[START]
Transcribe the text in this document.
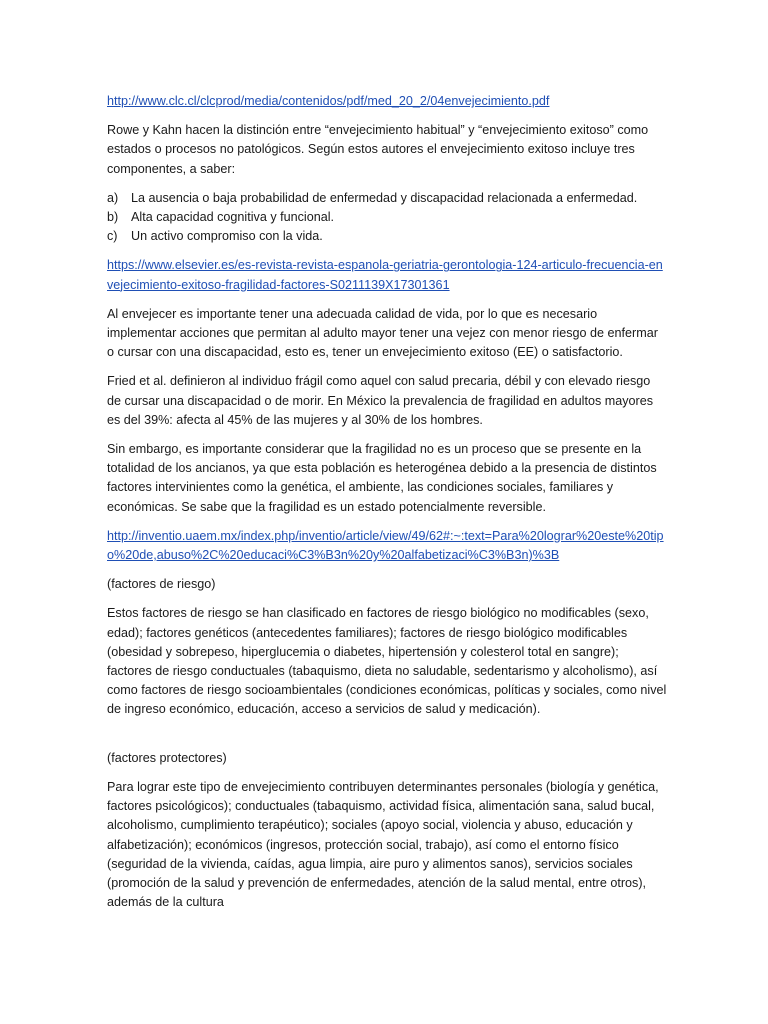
http://www.clc.cl/clcprod/media/contenidos/pdf/med_20_2/04envejecimiento.pdf

Rowe y Kahn hacen la distinción entre “envejecimiento habitual” y “envejecimiento exitoso” como estados o procesos no patológicos. Según estos autores el envejecimiento exitoso incluye tres componentes, a saber:

a)	La ausencia o baja probabilidad de enfermedad y discapacidad relacionada a enfermedad.
b)	Alta capacidad cognitiva y funcional.
c)	Un activo compromiso con la vida.
https://www.elsevier.es/es-revista-revista-espanola-geriatria-gerontologia-124-articulo-frecuencia-envejecimiento-exitoso-fragilidad-factores-S0211139X17301361

Al envejecer es importante tener una adecuada calidad de vida, por lo que es necesario implementar acciones que permitan al adulto mayor tener una vejez con menor riesgo de enfermar o cursar con una discapacidad, esto es, tener un envejecimiento exitoso (EE) o satisfactorio.

Fried et al. definieron al individuo frágil como aquel con salud precaria, débil y con elevado riesgo de cursar una discapacidad o de morir. En México la prevalencia de fragilidad en adultos mayores es del 39%: afecta al 45% de las mujeres y al 30% de los hombres.

Sin embargo, es importante considerar que la fragilidad no es un proceso que se presente en la totalidad de los ancianos, ya que esta población es heterogénea debido a la presencia de distintos factores intervinientes como la genética, el ambiente, las condiciones sociales, familiares y económicas. Se sabe que la fragilidad es un estado potencialmente reversible.

http://inventio.uaem.mx/index.php/inventio/article/view/49/62#:~:text=Para%20lograr%20este%20tipo%20de,abuso%2C%20educaci%C3%B3n%20y%20alfabetizaci%C3%B3n)%3B

(factores de riesgo)

Estos factores de riesgo se han clasificado en factores de riesgo biológico no modificables (sexo, edad); factores genéticos (antecedentes familiares); factores de riesgo biológico modificables (obesidad y sobrepeso, hiperglucemia o diabetes, hipertensión y colesterol total en sangre); factores de riesgo conductuales (tabaquismo, dieta no saludable, sedentarismo y alcoholismo), así como factores de riesgo socioambientales (condiciones económicas, políticas y sociales, como nivel de ingreso económico, educación, acceso a servicios de salud y medicación).

(factores protectores)

Para lograr este tipo de envejecimiento contribuyen determinantes personales (biología y genética, factores psicológicos); conductuales (tabaquismo, actividad física, alimentación sana, salud bucal, alcoholismo, cumplimiento terapéutico); sociales (apoyo social, violencia y abuso, educación y alfabetización); económicos (ingresos, protección social, trabajo), así como el entorno físico (seguridad de la vivienda, caídas, agua limpia, aire puro y alimentos sanos), servicios sociales (promoción de la salud y prevención de enfermedades, atención de la salud mental, entre otros), además de la cultura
[END]
■ **Your goal**:
From the listing above, find the number of lines with the word "discapacidad" in them. Answer with the number only.

■ **Result**:
3